WHAT THE EXERCISE ASKS:
Without the pictures, can you quote each line below exactly?

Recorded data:
- - - - -

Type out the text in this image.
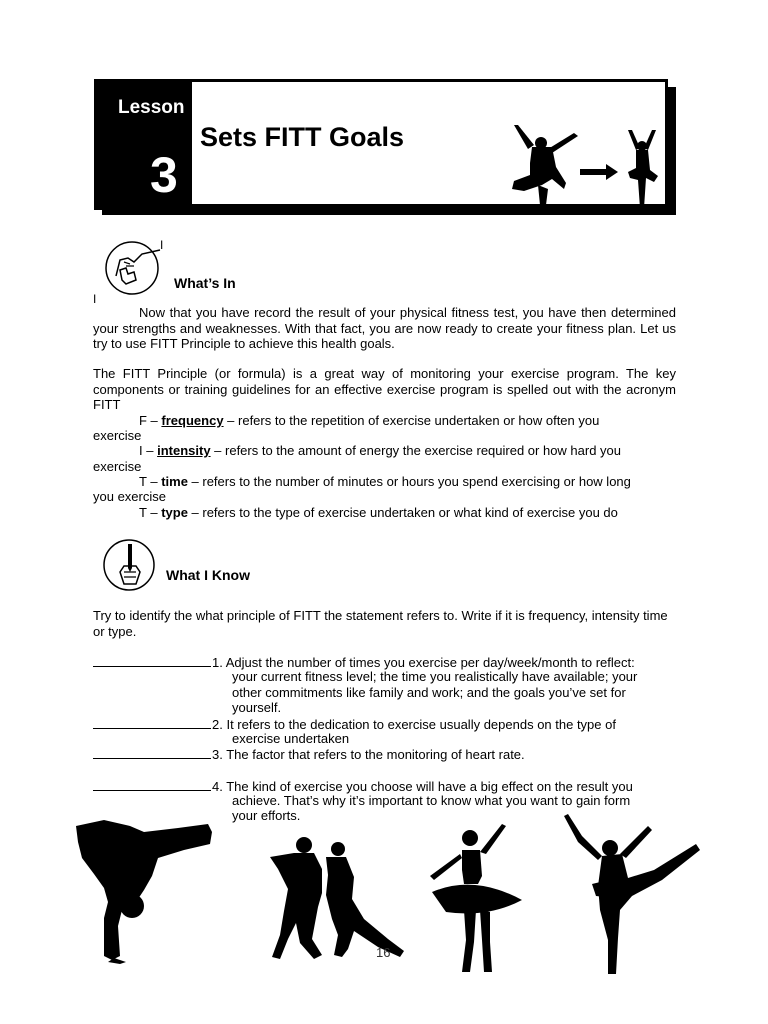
Lesson
3
Sets FITT Goals
I
I
What’s In
Now that you have record the result of your physical fitness test, you have then determined your strengths and weaknesses. With that fact, you are now ready to create your fitness plan. Let us try to use FITT Principle to achieve this health goals.
The FITT Principle (or formula) is a great way of monitoring your exercise program. The key components or training guidelines for an effective exercise program is spelled out with the acronym FITT
F – frequency – refers to the repetition of exercise undertaken or how often you
exercise
I – intensity – refers to the amount of energy the exercise required or how hard you
exercise
T – time – refers to the number of minutes or hours you spend exercising or how long
you exercise
T – type – refers to the type of exercise undertaken or what kind of exercise you do
What I Know
Try to identify the what principle of FITT the statement refers to. Write if it is frequency, intensity time or type.
1. Adjust the number of times you exercise per day/week/month to reflect:
your current fitness level; the time you realistically have available; your
other commitments like family and work; and the goals you’ve set for
yourself.
2. It refers to the dedication to exercise usually depends on the type of
exercise undertaken
3. The factor that refers to the monitoring of heart rate.
4. The kind of exercise you choose will have a big effect on the result you
achieve. That’s why it’s important to know what you want to gain form
your efforts.
16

- - - - -

ANSWER TO THIS TASK:
Type out the text in this image.
Lesson
3
Sets FITT Goals
I
I
What’s In
Now that you have record the result of your physical fitness test, you have then determined your strengths and weaknesses. With that fact, you are now ready to create your fitness plan. Let us try to use FITT Principle to achieve this health goals.
The FITT Principle (or formula) is a great way of monitoring your exercise program. The key components or training guidelines for an effective exercise program is spelled out with the acronym FITT
F – frequency – refers to the repetition of exercise undertaken or how often you
exercise
I – intensity – refers to the amount of energy the exercise required or how hard you
exercise
T – time – refers to the number of minutes or hours you spend exercising or how long
you exercise
T – type – refers to the type of exercise undertaken or what kind of exercise you do
What I Know
Try to identify the what principle of FITT the statement refers to. Write if it is frequency, intensity time or type.
1. Adjust the number of times you exercise per day/week/month to reflect:
your current fitness level; the time you realistically have available; your
other commitments like family and work; and the goals you’ve set for
yourself.
2. It refers to the dedication to exercise usually depends on the type of
exercise undertaken
3. The factor that refers to the monitoring of heart rate.
4. The kind of exercise you choose will have a big effect on the result you
achieve. That’s why it’s important to know what you want to gain form
your efforts.
16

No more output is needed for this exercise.